DATA IN THIS EXERCISE start

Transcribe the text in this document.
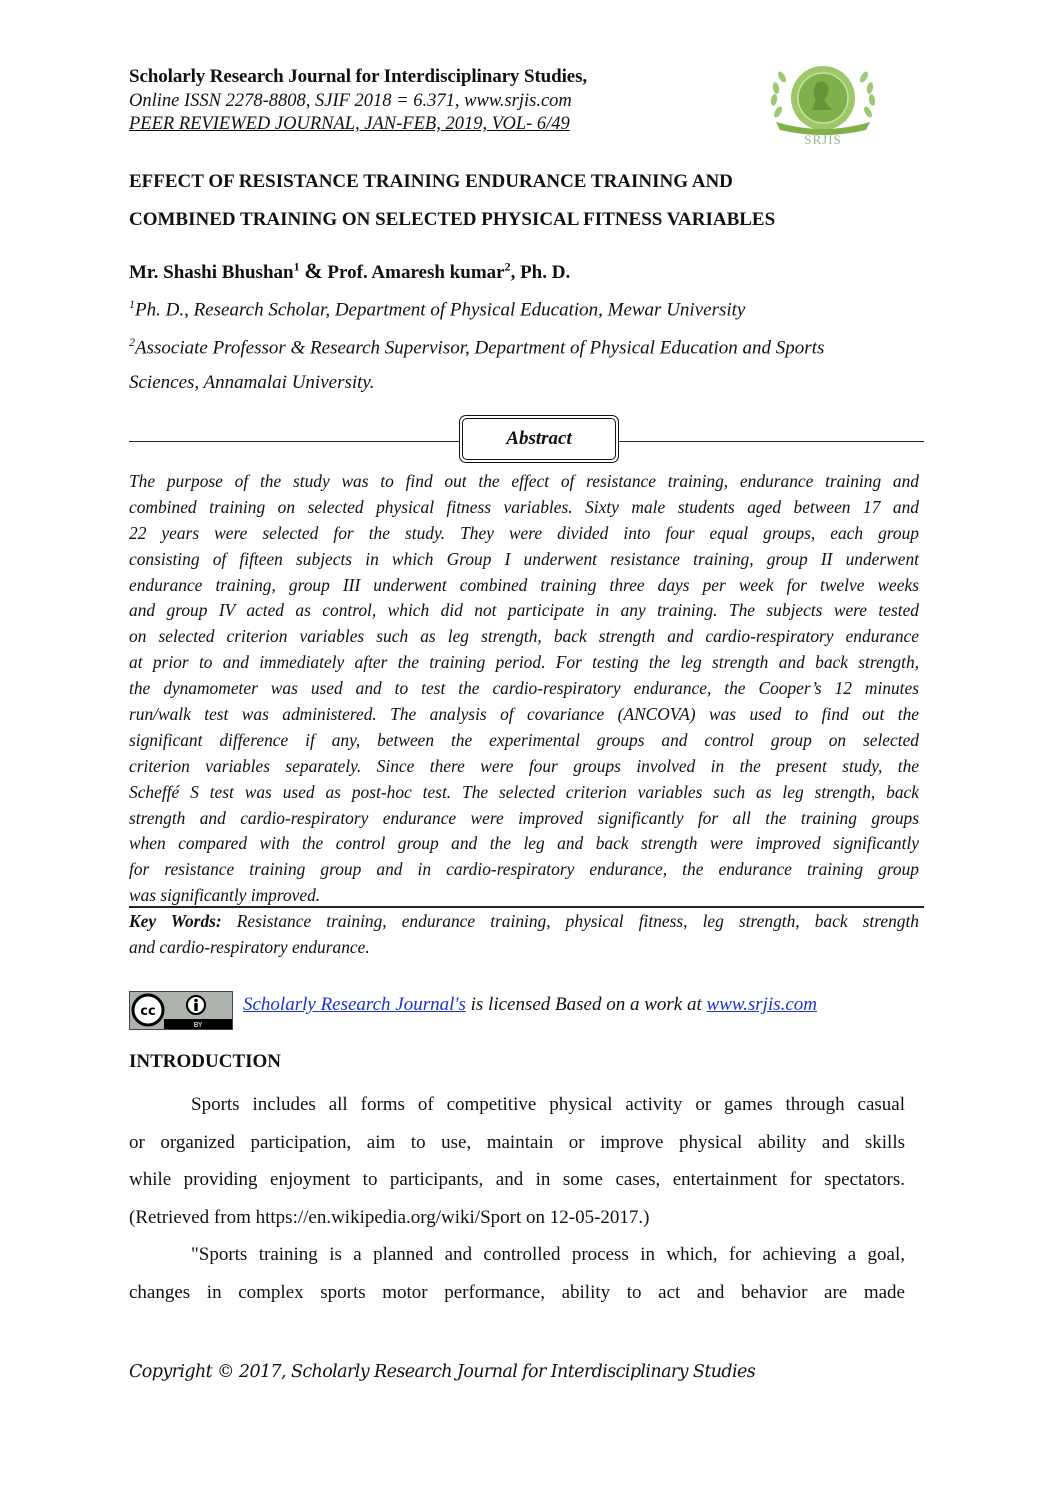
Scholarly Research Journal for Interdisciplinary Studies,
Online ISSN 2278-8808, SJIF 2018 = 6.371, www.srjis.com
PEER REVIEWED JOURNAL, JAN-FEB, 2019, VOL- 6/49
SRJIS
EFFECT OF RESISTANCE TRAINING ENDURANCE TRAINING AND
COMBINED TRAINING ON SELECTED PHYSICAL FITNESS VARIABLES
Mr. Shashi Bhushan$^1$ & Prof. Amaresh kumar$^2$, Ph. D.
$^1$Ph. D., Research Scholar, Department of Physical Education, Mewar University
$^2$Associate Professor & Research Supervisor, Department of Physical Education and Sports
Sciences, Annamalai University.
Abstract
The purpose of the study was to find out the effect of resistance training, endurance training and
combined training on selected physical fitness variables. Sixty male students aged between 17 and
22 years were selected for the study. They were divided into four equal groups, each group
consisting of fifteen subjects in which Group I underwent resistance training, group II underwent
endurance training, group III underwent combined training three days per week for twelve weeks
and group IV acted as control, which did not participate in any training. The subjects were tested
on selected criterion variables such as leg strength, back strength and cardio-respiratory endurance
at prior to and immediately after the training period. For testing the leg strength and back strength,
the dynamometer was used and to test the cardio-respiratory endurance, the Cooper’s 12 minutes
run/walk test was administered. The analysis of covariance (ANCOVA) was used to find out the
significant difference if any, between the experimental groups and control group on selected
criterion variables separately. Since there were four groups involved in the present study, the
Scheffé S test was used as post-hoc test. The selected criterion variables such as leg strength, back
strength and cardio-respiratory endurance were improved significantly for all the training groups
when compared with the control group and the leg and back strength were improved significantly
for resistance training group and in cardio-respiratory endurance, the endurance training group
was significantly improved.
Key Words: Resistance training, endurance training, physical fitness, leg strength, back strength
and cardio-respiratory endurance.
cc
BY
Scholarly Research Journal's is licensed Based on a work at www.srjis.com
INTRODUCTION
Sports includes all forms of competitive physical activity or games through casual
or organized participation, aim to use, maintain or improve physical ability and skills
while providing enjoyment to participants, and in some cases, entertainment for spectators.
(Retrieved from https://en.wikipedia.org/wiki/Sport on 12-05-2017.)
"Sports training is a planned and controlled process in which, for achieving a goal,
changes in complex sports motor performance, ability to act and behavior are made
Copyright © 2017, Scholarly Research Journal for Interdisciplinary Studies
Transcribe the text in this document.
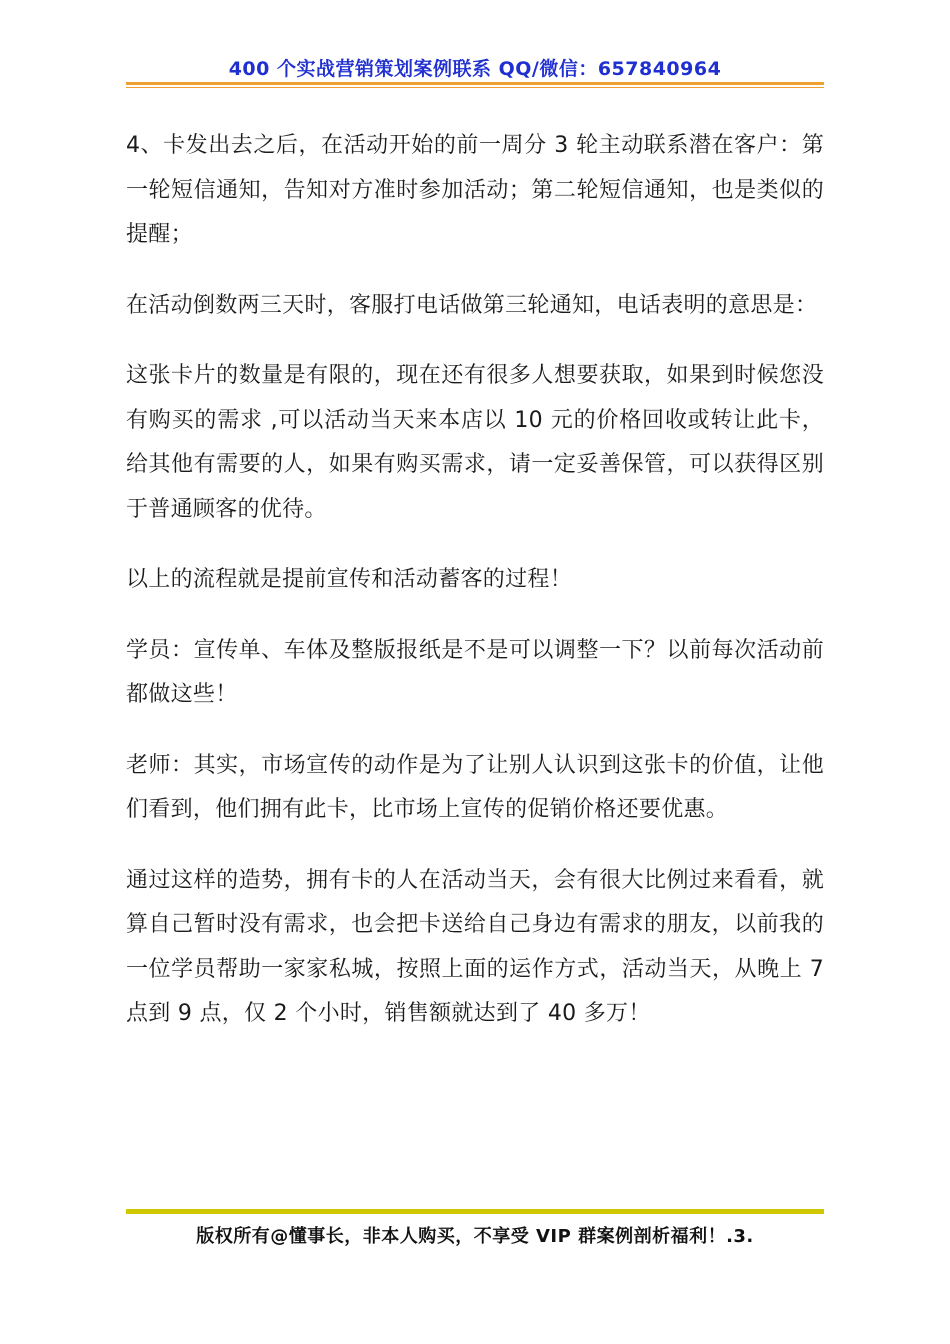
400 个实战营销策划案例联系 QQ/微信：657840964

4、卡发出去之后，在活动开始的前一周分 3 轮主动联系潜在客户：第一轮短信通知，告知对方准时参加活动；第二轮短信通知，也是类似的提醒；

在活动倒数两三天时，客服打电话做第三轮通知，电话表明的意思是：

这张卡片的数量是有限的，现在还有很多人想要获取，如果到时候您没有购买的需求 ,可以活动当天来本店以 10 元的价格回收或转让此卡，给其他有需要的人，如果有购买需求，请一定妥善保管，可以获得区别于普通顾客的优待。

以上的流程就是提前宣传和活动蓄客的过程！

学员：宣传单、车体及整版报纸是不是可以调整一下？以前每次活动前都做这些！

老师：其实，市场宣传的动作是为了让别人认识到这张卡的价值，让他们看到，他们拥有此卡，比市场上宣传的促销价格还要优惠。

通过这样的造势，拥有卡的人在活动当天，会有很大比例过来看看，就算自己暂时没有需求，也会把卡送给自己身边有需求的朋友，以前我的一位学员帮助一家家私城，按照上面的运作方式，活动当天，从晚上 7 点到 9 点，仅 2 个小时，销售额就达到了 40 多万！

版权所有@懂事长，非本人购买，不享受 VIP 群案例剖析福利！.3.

DATA IN THIS EXERCISE end
DATA IN THIS EXERCISE start

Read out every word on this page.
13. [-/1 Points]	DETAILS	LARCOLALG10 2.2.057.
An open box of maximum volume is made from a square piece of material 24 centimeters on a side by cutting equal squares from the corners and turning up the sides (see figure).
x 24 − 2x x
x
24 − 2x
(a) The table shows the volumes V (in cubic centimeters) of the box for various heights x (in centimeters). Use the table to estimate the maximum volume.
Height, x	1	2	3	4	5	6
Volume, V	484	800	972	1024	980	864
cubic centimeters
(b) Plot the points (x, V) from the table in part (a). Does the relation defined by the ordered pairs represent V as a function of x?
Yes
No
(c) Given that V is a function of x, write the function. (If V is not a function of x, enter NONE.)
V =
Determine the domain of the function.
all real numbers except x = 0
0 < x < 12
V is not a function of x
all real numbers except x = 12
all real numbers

DATA IN THIS EXERCISE end
DATA IN THIS EXERCISE start

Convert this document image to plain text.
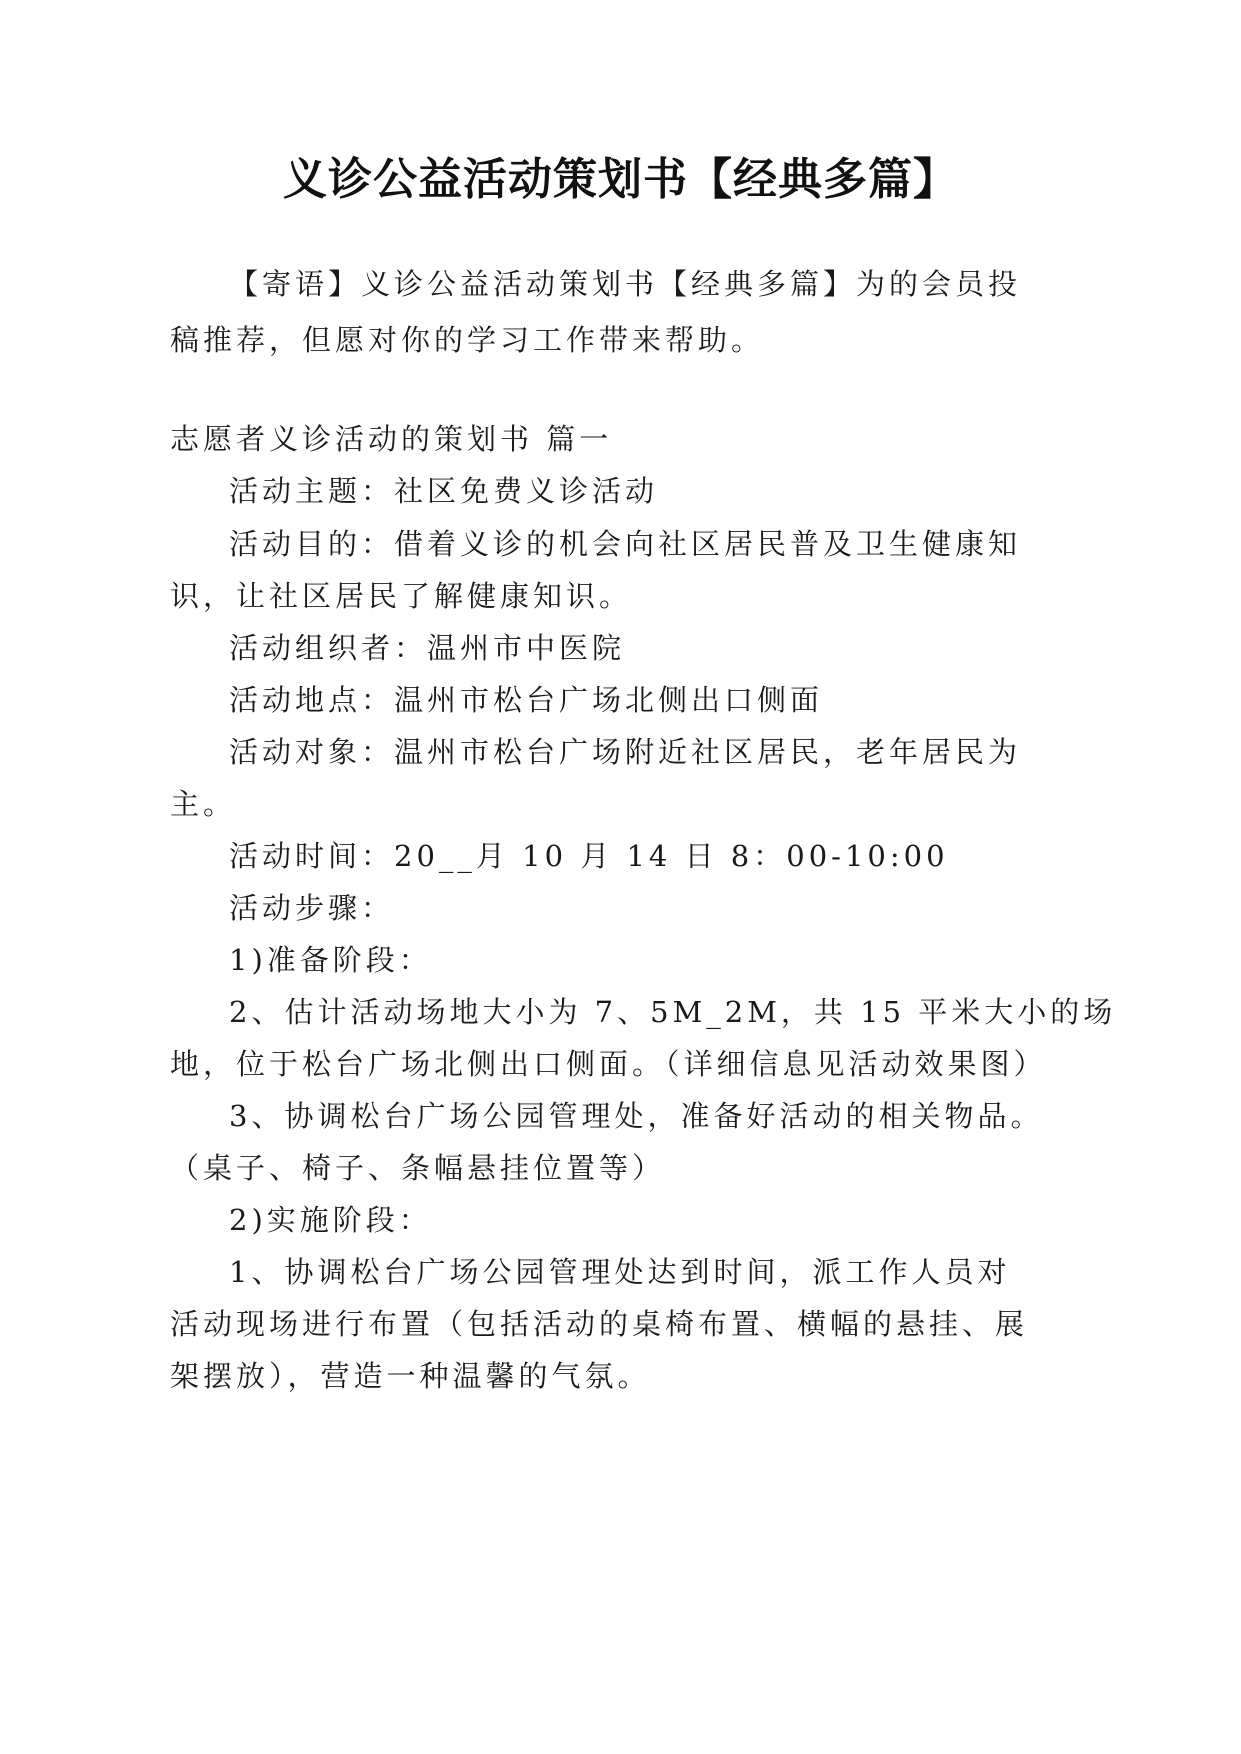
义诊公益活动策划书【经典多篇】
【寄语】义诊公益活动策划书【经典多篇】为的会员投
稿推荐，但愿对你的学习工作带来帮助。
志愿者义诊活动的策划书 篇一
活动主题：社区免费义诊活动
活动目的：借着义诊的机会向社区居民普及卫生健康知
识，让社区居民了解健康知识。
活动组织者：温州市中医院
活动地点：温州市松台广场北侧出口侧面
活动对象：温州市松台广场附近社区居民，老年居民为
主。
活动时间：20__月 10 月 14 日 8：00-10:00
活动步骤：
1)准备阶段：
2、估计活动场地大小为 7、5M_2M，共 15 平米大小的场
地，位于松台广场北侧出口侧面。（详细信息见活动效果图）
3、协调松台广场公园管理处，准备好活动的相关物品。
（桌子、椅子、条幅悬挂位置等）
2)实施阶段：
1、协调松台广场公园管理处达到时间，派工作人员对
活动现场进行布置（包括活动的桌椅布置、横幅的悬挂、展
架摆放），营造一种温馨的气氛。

DATA IN THIS EXERCISE end

**WHAT TO PRODUCE**:
How many lines in the data contain the string "subjects"? Respond with the number only.

**RIGHT ANSWER**:
2